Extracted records
[BEGIN]
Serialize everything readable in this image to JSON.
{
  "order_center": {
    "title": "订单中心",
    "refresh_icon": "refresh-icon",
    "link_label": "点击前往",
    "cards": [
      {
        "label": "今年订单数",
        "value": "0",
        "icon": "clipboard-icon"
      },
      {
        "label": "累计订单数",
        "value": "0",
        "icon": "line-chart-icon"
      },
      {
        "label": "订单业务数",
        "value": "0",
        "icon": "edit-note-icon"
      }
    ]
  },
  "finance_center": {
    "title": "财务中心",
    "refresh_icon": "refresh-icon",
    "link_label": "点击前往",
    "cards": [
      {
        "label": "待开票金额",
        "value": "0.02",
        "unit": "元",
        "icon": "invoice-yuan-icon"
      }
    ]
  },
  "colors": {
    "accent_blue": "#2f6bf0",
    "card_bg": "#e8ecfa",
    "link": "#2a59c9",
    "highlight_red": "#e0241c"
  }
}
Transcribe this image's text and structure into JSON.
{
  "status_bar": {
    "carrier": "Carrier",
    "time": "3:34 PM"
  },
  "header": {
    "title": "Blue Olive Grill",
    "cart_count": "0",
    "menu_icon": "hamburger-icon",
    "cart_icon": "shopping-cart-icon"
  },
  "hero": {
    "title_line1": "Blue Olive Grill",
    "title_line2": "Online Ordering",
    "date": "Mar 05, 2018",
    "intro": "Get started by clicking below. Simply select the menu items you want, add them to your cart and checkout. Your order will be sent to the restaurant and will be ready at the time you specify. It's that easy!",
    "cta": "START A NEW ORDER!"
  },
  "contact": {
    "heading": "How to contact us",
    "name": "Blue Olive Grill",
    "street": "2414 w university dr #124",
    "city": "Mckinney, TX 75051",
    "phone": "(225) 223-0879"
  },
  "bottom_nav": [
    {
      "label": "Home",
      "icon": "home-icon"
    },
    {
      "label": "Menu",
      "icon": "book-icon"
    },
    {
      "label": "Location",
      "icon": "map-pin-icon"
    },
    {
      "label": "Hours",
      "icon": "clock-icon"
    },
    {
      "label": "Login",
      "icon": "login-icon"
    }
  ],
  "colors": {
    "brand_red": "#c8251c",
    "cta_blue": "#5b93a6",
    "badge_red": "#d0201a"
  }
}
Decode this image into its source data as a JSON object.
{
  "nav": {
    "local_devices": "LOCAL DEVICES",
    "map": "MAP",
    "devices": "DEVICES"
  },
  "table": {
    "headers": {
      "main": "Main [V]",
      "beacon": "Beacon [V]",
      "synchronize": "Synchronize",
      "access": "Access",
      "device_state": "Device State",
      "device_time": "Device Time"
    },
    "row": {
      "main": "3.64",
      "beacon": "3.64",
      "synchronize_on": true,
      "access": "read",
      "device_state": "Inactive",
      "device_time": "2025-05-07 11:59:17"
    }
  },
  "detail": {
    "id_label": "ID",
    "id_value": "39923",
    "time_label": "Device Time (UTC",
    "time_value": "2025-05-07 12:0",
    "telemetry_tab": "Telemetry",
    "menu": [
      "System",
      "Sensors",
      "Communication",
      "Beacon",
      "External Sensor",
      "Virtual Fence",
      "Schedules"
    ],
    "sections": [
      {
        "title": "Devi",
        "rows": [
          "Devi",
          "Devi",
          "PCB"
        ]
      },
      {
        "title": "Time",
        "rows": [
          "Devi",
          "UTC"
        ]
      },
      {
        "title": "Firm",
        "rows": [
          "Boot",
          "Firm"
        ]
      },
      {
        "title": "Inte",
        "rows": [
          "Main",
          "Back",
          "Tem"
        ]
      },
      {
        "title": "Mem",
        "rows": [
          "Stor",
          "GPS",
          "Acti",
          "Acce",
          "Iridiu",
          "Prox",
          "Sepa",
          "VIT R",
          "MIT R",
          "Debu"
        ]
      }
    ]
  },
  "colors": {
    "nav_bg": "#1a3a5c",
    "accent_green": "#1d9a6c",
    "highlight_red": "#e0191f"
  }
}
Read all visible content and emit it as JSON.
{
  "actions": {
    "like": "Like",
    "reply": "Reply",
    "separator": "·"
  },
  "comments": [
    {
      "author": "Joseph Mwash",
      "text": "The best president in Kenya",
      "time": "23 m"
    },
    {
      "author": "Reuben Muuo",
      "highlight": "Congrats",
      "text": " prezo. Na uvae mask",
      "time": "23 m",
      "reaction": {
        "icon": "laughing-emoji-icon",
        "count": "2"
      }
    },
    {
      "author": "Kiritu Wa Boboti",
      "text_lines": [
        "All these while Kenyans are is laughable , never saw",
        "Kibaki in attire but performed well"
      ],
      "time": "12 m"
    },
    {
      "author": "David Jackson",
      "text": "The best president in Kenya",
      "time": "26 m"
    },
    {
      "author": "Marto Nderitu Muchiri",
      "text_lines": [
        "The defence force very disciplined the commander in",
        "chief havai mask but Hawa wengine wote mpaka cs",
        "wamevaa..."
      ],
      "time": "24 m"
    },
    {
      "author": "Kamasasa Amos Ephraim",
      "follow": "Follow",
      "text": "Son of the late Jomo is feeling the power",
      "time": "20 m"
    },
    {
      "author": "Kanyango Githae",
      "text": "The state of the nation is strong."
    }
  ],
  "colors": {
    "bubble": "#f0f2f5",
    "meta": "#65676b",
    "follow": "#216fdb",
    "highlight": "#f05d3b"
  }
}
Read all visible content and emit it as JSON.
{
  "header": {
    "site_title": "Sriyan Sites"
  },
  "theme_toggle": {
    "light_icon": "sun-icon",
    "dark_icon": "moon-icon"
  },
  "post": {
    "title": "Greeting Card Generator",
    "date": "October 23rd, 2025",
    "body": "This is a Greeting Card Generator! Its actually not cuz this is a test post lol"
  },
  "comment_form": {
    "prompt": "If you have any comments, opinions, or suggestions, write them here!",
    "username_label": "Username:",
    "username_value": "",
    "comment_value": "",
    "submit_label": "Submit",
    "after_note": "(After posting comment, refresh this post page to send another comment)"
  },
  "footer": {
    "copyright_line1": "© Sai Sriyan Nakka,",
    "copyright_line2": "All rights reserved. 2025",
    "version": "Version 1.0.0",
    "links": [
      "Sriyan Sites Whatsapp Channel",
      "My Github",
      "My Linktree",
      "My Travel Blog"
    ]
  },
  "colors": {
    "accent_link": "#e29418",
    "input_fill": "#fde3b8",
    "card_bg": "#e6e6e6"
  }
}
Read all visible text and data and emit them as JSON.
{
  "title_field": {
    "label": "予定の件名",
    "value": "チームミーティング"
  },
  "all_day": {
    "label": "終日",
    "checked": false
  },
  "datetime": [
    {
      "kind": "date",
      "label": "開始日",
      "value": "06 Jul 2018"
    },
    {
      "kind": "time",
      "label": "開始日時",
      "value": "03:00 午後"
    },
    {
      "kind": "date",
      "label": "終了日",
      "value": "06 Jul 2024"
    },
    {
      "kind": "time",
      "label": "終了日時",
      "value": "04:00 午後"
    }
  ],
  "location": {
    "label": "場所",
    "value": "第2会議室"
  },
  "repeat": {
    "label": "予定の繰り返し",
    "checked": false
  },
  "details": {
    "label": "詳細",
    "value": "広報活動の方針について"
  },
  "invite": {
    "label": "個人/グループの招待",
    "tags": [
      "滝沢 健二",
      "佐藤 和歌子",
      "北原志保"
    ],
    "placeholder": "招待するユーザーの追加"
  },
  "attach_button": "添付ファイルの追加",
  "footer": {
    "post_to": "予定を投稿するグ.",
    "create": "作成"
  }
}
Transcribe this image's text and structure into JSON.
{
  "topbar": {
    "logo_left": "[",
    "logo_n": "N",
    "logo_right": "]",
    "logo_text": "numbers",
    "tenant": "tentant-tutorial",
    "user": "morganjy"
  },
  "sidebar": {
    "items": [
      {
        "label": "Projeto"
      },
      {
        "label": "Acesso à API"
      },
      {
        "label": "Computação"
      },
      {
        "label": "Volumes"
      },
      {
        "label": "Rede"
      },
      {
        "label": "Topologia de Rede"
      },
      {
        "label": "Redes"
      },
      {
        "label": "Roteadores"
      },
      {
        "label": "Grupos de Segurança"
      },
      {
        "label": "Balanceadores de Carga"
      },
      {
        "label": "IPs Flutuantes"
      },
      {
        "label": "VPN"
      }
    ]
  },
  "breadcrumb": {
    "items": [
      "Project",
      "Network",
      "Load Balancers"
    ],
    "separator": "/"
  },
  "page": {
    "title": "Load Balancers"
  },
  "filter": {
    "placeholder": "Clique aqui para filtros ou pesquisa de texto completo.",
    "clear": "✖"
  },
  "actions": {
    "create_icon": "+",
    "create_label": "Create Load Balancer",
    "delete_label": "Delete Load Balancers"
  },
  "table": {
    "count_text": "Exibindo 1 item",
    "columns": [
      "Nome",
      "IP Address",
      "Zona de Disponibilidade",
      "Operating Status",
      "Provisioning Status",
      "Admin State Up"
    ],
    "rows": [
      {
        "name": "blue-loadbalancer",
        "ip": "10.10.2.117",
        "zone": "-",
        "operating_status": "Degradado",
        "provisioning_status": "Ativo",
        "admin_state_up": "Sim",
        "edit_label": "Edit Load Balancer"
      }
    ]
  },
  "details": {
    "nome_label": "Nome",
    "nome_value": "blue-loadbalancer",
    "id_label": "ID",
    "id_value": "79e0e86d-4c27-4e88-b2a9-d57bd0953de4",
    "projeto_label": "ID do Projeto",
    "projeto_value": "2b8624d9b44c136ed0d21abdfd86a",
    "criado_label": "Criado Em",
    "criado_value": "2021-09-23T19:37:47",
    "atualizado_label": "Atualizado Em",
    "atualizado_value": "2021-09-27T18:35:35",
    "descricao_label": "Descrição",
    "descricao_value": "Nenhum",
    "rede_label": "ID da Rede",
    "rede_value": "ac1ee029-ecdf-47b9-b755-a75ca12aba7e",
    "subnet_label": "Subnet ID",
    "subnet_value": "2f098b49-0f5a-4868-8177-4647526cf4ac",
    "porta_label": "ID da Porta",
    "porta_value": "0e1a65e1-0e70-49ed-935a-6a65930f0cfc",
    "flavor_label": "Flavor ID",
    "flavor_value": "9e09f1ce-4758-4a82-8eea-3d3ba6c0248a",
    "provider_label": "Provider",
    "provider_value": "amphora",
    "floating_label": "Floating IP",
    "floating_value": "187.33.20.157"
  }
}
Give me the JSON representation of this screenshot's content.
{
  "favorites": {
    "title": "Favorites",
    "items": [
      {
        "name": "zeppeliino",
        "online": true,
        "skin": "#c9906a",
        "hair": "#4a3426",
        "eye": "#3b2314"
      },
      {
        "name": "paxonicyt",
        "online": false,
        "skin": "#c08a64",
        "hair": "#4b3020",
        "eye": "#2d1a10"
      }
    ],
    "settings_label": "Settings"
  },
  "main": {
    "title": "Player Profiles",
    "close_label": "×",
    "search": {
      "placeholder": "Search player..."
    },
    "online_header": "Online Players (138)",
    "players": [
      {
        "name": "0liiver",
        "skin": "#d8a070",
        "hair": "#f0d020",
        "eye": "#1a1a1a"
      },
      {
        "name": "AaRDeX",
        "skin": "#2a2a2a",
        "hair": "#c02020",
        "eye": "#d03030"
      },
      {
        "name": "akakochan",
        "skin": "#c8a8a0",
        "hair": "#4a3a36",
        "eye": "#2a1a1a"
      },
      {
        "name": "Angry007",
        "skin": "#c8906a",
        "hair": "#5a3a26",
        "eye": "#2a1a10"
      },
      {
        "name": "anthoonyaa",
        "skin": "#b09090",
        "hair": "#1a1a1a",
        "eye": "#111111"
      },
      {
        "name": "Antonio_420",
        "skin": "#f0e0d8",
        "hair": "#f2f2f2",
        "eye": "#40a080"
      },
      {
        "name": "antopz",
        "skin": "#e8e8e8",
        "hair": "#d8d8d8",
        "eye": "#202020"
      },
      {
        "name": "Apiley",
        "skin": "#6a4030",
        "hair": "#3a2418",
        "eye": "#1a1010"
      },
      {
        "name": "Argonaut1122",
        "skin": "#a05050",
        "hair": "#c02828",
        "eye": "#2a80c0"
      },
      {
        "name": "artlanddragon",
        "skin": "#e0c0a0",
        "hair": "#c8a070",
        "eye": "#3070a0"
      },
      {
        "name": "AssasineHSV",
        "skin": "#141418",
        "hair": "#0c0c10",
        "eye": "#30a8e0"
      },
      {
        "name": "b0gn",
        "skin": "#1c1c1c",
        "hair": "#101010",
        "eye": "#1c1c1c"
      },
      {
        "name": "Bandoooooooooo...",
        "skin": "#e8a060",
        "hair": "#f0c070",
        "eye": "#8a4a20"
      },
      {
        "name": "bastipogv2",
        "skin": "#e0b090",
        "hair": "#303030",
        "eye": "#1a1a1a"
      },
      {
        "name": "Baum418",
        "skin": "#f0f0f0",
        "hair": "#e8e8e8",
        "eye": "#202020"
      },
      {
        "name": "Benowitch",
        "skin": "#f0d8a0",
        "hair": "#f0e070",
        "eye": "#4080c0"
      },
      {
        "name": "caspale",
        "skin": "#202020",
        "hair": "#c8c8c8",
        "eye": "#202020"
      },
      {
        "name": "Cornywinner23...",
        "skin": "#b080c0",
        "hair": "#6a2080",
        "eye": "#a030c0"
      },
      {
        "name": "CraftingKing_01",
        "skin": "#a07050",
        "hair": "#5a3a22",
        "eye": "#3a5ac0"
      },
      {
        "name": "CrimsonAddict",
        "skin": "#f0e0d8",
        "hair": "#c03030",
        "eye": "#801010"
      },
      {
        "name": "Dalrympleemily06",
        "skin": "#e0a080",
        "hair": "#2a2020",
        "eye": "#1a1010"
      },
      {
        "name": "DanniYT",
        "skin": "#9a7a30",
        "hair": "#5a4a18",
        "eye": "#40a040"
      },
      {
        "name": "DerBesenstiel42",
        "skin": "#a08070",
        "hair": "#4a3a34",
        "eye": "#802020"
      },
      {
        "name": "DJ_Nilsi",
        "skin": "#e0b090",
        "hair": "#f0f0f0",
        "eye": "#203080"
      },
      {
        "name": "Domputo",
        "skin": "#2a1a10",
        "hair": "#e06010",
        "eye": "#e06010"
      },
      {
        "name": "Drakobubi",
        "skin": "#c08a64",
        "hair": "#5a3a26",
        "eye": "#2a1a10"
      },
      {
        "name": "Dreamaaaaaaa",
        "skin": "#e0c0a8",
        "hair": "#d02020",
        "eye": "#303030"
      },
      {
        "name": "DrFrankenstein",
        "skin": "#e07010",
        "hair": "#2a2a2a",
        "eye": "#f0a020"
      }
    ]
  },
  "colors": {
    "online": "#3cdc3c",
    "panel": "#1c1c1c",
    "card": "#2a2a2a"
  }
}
[END]
WRITTEN REQUEST:
Copy each line of the data that contains the word "placeholder".

TASK RESPONSE:
    "placeholder": "招待するユーザーの追加"
    "placeholder": "Clique aqui para filtros ou pesquisa de texto completo.",
      "placeholder": "Search player..."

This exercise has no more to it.